→ Source records:
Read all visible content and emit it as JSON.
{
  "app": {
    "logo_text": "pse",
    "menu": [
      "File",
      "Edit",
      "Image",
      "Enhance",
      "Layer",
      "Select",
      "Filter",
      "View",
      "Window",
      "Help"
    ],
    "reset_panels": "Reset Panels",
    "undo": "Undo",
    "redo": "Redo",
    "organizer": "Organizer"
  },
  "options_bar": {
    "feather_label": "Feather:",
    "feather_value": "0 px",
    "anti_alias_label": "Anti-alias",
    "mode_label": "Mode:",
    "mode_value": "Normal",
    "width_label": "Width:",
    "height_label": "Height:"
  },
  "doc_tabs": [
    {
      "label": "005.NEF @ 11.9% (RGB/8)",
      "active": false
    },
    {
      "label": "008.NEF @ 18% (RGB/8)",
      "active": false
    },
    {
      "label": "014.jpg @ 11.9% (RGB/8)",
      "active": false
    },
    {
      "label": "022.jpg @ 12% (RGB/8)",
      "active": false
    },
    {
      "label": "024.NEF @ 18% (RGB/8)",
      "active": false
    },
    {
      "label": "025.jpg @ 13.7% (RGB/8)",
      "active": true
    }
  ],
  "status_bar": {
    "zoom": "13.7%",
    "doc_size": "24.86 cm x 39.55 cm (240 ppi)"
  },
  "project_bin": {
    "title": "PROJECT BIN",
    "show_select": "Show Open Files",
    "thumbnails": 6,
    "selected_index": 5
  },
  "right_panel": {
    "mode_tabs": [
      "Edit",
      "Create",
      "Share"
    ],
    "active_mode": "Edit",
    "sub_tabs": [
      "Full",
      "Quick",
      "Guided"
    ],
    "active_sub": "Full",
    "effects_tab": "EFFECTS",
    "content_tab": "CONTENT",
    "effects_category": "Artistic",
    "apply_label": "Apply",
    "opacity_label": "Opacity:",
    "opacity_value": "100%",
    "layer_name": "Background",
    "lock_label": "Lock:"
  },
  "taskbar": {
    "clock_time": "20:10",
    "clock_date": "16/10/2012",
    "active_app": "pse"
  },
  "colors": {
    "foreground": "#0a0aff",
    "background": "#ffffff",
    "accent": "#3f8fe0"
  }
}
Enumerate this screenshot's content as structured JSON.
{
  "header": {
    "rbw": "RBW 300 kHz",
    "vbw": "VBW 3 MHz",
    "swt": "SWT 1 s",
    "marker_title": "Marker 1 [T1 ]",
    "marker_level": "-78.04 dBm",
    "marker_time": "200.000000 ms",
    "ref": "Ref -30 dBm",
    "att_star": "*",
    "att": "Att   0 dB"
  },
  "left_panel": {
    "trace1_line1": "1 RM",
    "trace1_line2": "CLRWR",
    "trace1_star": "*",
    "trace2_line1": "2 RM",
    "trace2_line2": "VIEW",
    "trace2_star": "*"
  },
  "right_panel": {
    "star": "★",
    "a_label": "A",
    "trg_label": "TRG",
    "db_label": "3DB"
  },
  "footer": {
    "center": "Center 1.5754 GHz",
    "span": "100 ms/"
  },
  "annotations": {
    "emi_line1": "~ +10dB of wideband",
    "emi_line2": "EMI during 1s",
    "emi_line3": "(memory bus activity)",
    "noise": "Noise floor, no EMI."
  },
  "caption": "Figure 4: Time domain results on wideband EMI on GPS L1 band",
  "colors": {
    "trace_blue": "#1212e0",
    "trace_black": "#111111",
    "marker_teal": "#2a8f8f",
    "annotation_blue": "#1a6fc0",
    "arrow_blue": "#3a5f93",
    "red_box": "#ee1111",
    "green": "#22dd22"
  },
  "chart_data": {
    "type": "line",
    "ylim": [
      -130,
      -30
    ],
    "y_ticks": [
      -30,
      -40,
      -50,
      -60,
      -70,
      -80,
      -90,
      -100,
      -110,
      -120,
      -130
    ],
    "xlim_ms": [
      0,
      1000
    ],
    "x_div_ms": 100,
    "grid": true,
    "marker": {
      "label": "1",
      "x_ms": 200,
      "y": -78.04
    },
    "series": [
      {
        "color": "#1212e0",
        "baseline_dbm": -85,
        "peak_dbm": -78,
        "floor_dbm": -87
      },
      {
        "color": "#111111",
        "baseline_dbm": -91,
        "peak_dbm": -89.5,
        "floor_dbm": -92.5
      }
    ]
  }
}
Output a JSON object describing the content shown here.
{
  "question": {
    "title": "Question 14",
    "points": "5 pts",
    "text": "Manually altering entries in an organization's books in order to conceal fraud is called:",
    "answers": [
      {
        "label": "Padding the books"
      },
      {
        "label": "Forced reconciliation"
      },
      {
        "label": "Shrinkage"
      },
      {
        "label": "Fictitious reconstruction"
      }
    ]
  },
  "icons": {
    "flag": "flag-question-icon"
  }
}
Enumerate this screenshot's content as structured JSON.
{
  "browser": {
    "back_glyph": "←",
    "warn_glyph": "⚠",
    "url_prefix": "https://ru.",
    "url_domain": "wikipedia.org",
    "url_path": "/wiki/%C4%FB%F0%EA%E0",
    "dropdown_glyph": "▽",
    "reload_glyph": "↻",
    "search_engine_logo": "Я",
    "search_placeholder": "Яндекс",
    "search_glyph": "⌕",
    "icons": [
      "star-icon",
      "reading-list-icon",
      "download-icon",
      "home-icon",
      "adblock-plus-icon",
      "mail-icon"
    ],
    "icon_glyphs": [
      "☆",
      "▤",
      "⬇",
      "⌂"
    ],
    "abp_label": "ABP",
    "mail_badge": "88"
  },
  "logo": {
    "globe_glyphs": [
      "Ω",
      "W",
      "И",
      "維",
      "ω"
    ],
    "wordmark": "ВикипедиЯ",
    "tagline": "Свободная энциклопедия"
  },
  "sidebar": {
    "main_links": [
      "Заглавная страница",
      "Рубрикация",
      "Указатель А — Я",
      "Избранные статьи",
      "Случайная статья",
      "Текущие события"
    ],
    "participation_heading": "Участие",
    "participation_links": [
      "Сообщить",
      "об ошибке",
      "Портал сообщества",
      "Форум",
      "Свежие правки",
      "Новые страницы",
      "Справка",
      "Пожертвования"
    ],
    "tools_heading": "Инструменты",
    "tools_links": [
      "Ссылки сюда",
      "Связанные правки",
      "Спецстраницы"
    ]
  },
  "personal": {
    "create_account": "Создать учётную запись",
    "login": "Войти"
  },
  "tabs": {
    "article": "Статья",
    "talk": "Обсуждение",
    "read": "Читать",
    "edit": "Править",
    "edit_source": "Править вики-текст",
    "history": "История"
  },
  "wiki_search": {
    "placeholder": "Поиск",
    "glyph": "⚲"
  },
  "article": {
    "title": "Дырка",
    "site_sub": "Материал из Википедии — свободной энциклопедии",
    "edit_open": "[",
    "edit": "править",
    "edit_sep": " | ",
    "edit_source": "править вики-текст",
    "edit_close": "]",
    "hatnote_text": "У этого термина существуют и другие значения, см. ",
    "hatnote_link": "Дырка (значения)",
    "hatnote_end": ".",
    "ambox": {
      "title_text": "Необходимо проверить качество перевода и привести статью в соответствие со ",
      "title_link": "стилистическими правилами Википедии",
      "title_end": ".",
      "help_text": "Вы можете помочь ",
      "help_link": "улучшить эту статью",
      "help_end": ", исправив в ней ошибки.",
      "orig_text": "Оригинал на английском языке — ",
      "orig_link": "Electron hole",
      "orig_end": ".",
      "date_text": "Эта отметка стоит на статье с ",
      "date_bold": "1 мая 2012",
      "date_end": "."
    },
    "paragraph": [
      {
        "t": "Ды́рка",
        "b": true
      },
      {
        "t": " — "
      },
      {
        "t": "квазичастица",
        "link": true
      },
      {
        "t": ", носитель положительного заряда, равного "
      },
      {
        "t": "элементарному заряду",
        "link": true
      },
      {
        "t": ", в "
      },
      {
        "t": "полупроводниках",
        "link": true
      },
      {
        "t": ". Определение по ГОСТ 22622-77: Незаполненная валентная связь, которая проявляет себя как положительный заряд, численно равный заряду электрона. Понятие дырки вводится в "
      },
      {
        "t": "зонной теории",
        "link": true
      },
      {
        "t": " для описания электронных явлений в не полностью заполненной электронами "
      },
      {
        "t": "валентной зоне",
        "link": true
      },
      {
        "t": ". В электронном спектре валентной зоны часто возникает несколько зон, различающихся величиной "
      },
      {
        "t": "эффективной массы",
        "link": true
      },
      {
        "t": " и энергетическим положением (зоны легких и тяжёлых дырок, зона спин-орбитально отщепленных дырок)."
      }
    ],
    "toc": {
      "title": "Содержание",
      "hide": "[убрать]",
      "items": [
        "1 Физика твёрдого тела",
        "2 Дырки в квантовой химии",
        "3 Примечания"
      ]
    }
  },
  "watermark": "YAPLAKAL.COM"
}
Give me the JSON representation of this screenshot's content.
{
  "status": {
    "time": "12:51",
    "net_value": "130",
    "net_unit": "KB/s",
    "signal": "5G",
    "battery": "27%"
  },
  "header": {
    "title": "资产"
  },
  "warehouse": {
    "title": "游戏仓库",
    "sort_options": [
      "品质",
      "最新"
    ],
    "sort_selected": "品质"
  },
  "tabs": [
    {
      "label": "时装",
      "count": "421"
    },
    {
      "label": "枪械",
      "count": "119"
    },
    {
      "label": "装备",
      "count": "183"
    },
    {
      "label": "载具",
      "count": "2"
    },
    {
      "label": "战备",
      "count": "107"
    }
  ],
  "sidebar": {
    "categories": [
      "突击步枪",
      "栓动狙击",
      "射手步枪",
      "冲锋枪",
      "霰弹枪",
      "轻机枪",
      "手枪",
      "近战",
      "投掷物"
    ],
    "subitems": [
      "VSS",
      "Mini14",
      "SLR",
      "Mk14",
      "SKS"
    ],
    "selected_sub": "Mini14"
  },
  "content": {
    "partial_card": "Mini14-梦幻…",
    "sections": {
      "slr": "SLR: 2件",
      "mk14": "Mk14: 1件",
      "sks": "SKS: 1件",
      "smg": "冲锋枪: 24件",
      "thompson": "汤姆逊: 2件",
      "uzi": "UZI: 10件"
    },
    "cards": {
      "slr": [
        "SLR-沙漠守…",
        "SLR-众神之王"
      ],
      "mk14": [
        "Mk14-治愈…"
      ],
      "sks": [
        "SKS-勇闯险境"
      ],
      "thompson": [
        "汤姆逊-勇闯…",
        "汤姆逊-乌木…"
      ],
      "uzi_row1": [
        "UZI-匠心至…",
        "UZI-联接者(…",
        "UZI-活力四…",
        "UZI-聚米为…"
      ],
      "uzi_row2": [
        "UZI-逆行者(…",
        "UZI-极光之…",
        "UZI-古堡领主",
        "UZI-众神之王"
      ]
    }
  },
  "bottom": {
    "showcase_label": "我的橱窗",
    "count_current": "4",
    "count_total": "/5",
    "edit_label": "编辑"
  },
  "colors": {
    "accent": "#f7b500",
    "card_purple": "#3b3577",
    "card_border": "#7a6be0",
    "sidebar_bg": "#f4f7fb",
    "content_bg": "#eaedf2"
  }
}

→ Requirements:
Everything from the line with "Give me the" through the last line of the material above should be echoed exactly, and nothing else.

→ Result:
Give me the JSON representation of this screenshot's content.
{
  "status": {
    "time": "12:51",
    "net_value": "130",
    "net_unit": "KB/s",
    "signal": "5G",
    "battery": "27%"
  },
  "header": {
    "title": "资产"
  },
  "warehouse": {
    "title": "游戏仓库",
    "sort_options": [
      "品质",
      "最新"
    ],
    "sort_selected": "品质"
  },
  "tabs": [
    {
      "label": "时装",
      "count": "421"
    },
    {
      "label": "枪械",
      "count": "119"
    },
    {
      "label": "装备",
      "count": "183"
    },
    {
      "label": "载具",
      "count": "2"
    },
    {
      "label": "战备",
      "count": "107"
    }
  ],
  "sidebar": {
    "categories": [
      "突击步枪",
      "栓动狙击",
      "射手步枪",
      "冲锋枪",
      "霰弹枪",
      "轻机枪",
      "手枪",
      "近战",
      "投掷物"
    ],
    "subitems": [
      "VSS",
      "Mini14",
      "SLR",
      "Mk14",
      "SKS"
    ],
    "selected_sub": "Mini14"
  },
  "content": {
    "partial_card": "Mini14-梦幻…",
    "sections": {
      "slr": "SLR: 2件",
      "mk14": "Mk14: 1件",
      "sks": "SKS: 1件",
      "smg": "冲锋枪: 24件",
      "thompson": "汤姆逊: 2件",
      "uzi": "UZI: 10件"
    },
    "cards": {
      "slr": [
        "SLR-沙漠守…",
        "SLR-众神之王"
      ],
      "mk14": [
        "Mk14-治愈…"
      ],
      "sks": [
        "SKS-勇闯险境"
      ],
      "thompson": [
        "汤姆逊-勇闯…",
        "汤姆逊-乌木…"
      ],
      "uzi_row1": [
        "UZI-匠心至…",
        "UZI-联接者(…",
        "UZI-活力四…",
        "UZI-聚米为…"
      ],
      "uzi_row2": [
        "UZI-逆行者(…",
        "UZI-极光之…",
        "UZI-古堡领主",
        "UZI-众神之王"
      ]
    }
  },
  "bottom": {
    "showcase_label": "我的橱窗",
    "count_current": "4",
    "count_total": "/5",
    "edit_label": "编辑"
  },
  "colors": {
    "accent": "#f7b500",
    "card_purple": "#3b3577",
    "card_border": "#7a6be0",
    "sidebar_bg": "#f4f7fb",
    "content_bg": "#eaedf2"
  }
}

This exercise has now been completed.